[Items listed in a dataset]
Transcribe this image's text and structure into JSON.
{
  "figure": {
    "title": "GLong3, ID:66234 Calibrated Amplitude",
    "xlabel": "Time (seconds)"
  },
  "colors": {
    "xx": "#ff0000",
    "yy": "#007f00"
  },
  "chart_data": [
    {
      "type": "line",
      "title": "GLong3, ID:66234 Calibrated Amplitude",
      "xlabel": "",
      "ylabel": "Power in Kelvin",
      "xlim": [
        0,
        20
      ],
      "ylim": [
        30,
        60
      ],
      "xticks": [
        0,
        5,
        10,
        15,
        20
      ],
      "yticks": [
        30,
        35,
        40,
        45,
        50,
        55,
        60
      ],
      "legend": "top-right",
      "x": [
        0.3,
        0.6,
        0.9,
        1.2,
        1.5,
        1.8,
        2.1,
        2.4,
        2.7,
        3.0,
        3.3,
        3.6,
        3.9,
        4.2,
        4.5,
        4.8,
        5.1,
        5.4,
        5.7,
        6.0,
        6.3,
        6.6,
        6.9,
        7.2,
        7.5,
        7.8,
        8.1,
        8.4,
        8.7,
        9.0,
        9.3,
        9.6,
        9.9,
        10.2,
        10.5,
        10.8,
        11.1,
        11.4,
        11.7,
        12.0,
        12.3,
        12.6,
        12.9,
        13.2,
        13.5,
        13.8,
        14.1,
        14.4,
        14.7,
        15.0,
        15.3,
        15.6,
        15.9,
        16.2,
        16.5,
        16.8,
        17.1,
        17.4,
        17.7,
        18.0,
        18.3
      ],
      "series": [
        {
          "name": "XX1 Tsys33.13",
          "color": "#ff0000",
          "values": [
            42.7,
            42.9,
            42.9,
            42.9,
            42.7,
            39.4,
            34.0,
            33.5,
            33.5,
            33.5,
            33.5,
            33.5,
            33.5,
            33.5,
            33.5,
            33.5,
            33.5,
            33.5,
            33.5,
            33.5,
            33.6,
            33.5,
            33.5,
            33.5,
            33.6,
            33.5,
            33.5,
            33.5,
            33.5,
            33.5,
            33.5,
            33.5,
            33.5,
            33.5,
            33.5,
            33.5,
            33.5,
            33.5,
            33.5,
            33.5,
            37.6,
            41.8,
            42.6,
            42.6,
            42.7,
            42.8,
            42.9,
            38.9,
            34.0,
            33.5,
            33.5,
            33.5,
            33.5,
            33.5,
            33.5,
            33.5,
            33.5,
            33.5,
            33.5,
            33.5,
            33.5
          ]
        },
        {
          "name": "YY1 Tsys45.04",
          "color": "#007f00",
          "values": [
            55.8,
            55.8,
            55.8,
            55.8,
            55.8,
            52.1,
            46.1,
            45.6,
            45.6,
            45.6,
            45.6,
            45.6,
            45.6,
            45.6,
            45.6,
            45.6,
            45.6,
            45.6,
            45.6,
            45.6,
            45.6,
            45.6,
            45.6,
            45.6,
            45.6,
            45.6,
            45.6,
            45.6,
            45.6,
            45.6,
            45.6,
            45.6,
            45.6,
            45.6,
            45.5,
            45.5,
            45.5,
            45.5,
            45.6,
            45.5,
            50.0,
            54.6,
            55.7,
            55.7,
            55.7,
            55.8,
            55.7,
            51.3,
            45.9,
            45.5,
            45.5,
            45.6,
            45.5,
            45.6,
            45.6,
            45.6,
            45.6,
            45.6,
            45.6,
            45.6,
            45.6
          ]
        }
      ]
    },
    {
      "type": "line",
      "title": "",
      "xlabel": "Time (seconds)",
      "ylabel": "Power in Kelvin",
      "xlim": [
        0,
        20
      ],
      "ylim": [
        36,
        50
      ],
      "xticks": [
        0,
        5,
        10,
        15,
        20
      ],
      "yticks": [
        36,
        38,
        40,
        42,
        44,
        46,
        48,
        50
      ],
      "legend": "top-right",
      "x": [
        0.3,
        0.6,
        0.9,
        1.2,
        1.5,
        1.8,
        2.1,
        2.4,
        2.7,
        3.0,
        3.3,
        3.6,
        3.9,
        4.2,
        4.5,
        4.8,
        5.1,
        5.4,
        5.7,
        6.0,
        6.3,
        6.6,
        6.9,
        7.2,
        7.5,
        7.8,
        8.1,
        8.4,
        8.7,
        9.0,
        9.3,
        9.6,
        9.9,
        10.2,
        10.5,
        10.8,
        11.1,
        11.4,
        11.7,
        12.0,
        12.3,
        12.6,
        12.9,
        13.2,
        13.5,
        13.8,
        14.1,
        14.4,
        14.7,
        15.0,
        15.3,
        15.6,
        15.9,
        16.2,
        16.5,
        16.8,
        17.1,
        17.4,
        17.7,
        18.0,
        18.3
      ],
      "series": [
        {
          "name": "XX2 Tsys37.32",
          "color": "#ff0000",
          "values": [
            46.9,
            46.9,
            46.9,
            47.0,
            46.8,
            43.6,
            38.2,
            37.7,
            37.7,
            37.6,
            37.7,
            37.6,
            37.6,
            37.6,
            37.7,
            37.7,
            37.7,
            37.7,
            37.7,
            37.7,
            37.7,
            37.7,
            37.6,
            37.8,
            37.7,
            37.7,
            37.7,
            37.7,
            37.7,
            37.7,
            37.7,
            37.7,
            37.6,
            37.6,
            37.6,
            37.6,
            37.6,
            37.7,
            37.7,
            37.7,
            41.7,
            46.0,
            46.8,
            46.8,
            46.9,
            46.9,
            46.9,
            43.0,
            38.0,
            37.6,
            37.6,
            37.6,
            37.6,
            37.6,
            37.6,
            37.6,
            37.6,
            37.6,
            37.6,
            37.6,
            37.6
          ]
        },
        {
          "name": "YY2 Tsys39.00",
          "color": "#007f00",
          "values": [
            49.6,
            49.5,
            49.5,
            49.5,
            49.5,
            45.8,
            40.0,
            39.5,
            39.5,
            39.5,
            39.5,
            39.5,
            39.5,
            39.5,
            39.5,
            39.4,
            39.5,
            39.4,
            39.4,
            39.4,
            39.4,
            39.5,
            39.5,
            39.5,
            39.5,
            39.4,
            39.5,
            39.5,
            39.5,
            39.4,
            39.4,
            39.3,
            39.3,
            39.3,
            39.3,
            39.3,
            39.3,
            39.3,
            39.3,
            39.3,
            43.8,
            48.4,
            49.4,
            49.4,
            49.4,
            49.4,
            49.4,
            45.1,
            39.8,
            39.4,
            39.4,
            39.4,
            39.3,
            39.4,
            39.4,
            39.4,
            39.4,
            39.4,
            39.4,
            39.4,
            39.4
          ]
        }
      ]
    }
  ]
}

### Objective
Your task is to print all of the records exactly.

### Written answer
Transcribe this image's text and structure into JSON.
{
  "figure": {
    "title": "GLong3, ID:66234 Calibrated Amplitude",
    "xlabel": "Time (seconds)"
  },
  "colors": {
    "xx": "#ff0000",
    "yy": "#007f00"
  },
  "chart_data": [
    {
      "type": "line",
      "title": "GLong3, ID:66234 Calibrated Amplitude",
      "xlabel": "",
      "ylabel": "Power in Kelvin",
      "xlim": [
        0,
        20
      ],
      "ylim": [
        30,
        60
      ],
      "xticks": [
        0,
        5,
        10,
        15,
        20
      ],
      "yticks": [
        30,
        35,
        40,
        45,
        50,
        55,
        60
      ],
      "legend": "top-right",
      "x": [
        0.3,
        0.6,
        0.9,
        1.2,
        1.5,
        1.8,
        2.1,
        2.4,
        2.7,
        3.0,
        3.3,
        3.6,
        3.9,
        4.2,
        4.5,
        4.8,
        5.1,
        5.4,
        5.7,
        6.0,
        6.3,
        6.6,
        6.9,
        7.2,
        7.5,
        7.8,
        8.1,
        8.4,
        8.7,
        9.0,
        9.3,
        9.6,
        9.9,
        10.2,
        10.5,
        10.8,
        11.1,
        11.4,
        11.7,
        12.0,
        12.3,
        12.6,
        12.9,
        13.2,
        13.5,
        13.8,
        14.1,
        14.4,
        14.7,
        15.0,
        15.3,
        15.6,
        15.9,
        16.2,
        16.5,
        16.8,
        17.1,
        17.4,
        17.7,
        18.0,
        18.3
      ],
      "series": [
        {
          "name": "XX1 Tsys33.13",
          "color": "#ff0000",
          "values": [
            42.7,
            42.9,
            42.9,
            42.9,
            42.7,
            39.4,
            34.0,
            33.5,
            33.5,
            33.5,
            33.5,
            33.5,
            33.5,
            33.5,
            33.5,
            33.5,
            33.5,
            33.5,
            33.5,
            33.5,
            33.6,
            33.5,
            33.5,
            33.5,
            33.6,
            33.5,
            33.5,
            33.5,
            33.5,
            33.5,
            33.5,
            33.5,
            33.5,
            33.5,
            33.5,
            33.5,
            33.5,
            33.5,
            33.5,
            33.5,
            37.6,
            41.8,
            42.6,
            42.6,
            42.7,
            42.8,
            42.9,
            38.9,
            34.0,
            33.5,
            33.5,
            33.5,
            33.5,
            33.5,
            33.5,
            33.5,
            33.5,
            33.5,
            33.5,
            33.5,
            33.5
          ]
        },
        {
          "name": "YY1 Tsys45.04",
          "color": "#007f00",
          "values": [
            55.8,
            55.8,
            55.8,
            55.8,
            55.8,
            52.1,
            46.1,
            45.6,
            45.6,
            45.6,
            45.6,
            45.6,
            45.6,
            45.6,
            45.6,
            45.6,
            45.6,
            45.6,
            45.6,
            45.6,
            45.6,
            45.6,
            45.6,
            45.6,
            45.6,
            45.6,
            45.6,
            45.6,
            45.6,
            45.6,
            45.6,
            45.6,
            45.6,
            45.6,
            45.5,
            45.5,
            45.5,
            45.5,
            45.6,
            45.5,
            50.0,
            54.6,
            55.7,
            55.7,
            55.7,
            55.8,
            55.7,
            51.3,
            45.9,
            45.5,
            45.5,
            45.6,
            45.5,
            45.6,
            45.6,
            45.6,
            45.6,
            45.6,
            45.6,
            45.6,
            45.6
          ]
        }
      ]
    },
    {
      "type": "line",
      "title": "",
      "xlabel": "Time (seconds)",
      "ylabel": "Power in Kelvin",
      "xlim": [
        0,
        20
      ],
      "ylim": [
        36,
        50
      ],
      "xticks": [
        0,
        5,
        10,
        15,
        20
      ],
      "yticks": [
        36,
        38,
        40,
        42,
        44,
        46,
        48,
        50
      ],
      "legend": "top-right",
      "x": [
        0.3,
        0.6,
        0.9,
        1.2,
        1.5,
        1.8,
        2.1,
        2.4,
        2.7,
        3.0,
        3.3,
        3.6,
        3.9,
        4.2,
        4.5,
        4.8,
        5.1,
        5.4,
        5.7,
        6.0,
        6.3,
        6.6,
        6.9,
        7.2,
        7.5,
        7.8,
        8.1,
        8.4,
        8.7,
        9.0,
        9.3,
        9.6,
        9.9,
        10.2,
        10.5,
        10.8,
        11.1,
        11.4,
        11.7,
        12.0,
        12.3,
        12.6,
        12.9,
        13.2,
        13.5,
        13.8,
        14.1,
        14.4,
        14.7,
        15.0,
        15.3,
        15.6,
        15.9,
        16.2,
        16.5,
        16.8,
        17.1,
        17.4,
        17.7,
        18.0,
        18.3
      ],
      "series": [
        {
          "name": "XX2 Tsys37.32",
          "color": "#ff0000",
          "values": [
            46.9,
            46.9,
            46.9,
            47.0,
            46.8,
            43.6,
            38.2,
            37.7,
            37.7,
            37.6,
            37.7,
            37.6,
            37.6,
            37.6,
            37.7,
            37.7,
            37.7,
            37.7,
            37.7,
            37.7,
            37.7,
            37.7,
            37.6,
            37.8,
            37.7,
            37.7,
            37.7,
            37.7,
            37.7,
            37.7,
            37.7,
            37.7,
            37.6,
            37.6,
            37.6,
            37.6,
            37.6,
            37.7,
            37.7,
            37.7,
            41.7,
            46.0,
            46.8,
            46.8,
            46.9,
            46.9,
            46.9,
            43.0,
            38.0,
            37.6,
            37.6,
            37.6,
            37.6,
            37.6,
            37.6,
            37.6,
            37.6,
            37.6,
            37.6,
            37.6,
            37.6
          ]
        },
        {
          "name": "YY2 Tsys39.00",
          "color": "#007f00",
          "values": [
            49.6,
            49.5,
            49.5,
            49.5,
            49.5,
            45.8,
            40.0,
            39.5,
            39.5,
            39.5,
            39.5,
            39.5,
            39.5,
            39.5,
            39.5,
            39.4,
            39.5,
            39.4,
            39.4,
            39.4,
            39.4,
            39.5,
            39.5,
            39.5,
            39.5,
            39.4,
            39.5,
            39.5,
            39.5,
            39.4,
            39.4,
            39.3,
            39.3,
            39.3,
            39.3,
            39.3,
            39.3,
            39.3,
            39.3,
            39.3,
            43.8,
            48.4,
            49.4,
            49.4,
            49.4,
            49.4,
            49.4,
            45.1,
            39.8,
            39.4,
            39.4,
            39.4,
            39.3,
            39.4,
            39.4,
            39.4,
            39.4,
            39.4,
            39.4,
            39.4,
            39.4
          ]
        }
      ]
    }
  ]
}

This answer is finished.